▸ **WHAT IS ASKED**: Repeat the whole listing exactly as written.

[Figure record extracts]
━━━━
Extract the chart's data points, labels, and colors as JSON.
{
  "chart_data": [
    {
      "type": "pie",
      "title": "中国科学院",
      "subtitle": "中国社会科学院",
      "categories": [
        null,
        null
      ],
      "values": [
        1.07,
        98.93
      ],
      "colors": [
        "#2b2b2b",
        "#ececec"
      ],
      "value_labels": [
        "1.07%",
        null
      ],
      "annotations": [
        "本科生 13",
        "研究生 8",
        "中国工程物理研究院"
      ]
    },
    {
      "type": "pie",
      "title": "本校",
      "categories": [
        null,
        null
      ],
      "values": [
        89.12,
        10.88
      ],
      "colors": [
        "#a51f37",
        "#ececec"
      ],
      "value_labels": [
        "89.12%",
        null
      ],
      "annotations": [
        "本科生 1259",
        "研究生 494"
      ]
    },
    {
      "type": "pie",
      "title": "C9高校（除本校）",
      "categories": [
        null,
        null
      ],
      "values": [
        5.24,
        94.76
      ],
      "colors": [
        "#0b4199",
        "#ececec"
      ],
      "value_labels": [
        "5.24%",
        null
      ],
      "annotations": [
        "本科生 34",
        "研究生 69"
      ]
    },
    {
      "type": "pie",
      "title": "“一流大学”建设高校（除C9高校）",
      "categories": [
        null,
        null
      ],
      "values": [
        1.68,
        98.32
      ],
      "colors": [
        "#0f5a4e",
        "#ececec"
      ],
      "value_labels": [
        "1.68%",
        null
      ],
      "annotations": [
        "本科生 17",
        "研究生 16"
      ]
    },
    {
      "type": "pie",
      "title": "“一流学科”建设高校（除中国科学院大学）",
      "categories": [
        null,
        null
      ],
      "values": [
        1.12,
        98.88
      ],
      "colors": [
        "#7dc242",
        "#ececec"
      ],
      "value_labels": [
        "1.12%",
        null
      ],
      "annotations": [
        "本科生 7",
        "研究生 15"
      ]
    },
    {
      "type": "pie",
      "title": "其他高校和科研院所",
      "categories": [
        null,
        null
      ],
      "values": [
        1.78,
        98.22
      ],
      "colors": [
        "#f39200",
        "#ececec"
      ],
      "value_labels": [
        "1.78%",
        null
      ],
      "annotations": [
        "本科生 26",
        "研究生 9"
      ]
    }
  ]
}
━━━━
▸ **OUTPUT FOR THIS TASK**:
Extract the chart's data points, labels, and colors as JSON.
{
  "chart_data": [
    {
      "type": "pie",
      "title": "中国科学院",
      "subtitle": "中国社会科学院",
      "categories": [
        null,
        null
      ],
      "values": [
        1.07,
        98.93
      ],
      "colors": [
        "#2b2b2b",
        "#ececec"
      ],
      "value_labels": [
        "1.07%",
        null
      ],
      "annotations": [
        "本科生 13",
        "研究生 8",
        "中国工程物理研究院"
      ]
    },
    {
      "type": "pie",
      "title": "本校",
      "categories": [
        null,
        null
      ],
      "values": [
        89.12,
        10.88
      ],
      "colors": [
        "#a51f37",
        "#ececec"
      ],
      "value_labels": [
        "89.12%",
        null
      ],
      "annotations": [
        "本科生 1259",
        "研究生 494"
      ]
    },
    {
      "type": "pie",
      "title": "C9高校（除本校）",
      "categories": [
        null,
        null
      ],
      "values": [
        5.24,
        94.76
      ],
      "colors": [
        "#0b4199",
        "#ececec"
      ],
      "value_labels": [
        "5.24%",
        null
      ],
      "annotations": [
        "本科生 34",
        "研究生 69"
      ]
    },
    {
      "type": "pie",
      "title": "“一流大学”建设高校（除C9高校）",
      "categories": [
        null,
        null
      ],
      "values": [
        1.68,
        98.32
      ],
      "colors": [
        "#0f5a4e",
        "#ececec"
      ],
      "value_labels": [
        "1.68%",
        null
      ],
      "annotations": [
        "本科生 17",
        "研究生 16"
      ]
    },
    {
      "type": "pie",
      "title": "“一流学科”建设高校（除中国科学院大学）",
      "categories": [
        null,
        null
      ],
      "values": [
        1.12,
        98.88
      ],
      "colors": [
        "#7dc242",
        "#ececec"
      ],
      "value_labels": [
        "1.12%",
        null
      ],
      "annotations": [
        "本科生 7",
        "研究生 15"
      ]
    },
    {
      "type": "pie",
      "title": "其他高校和科研院所",
      "categories": [
        null,
        null
      ],
      "values": [
        1.78,
        98.22
      ],
      "colors": [
        "#f39200",
        "#ececec"
      ],
      "value_labels": [
        "1.78%",
        null
      ],
      "annotations": [
        "本科生 26",
        "研究生 9"
      ]
    }
  ]
}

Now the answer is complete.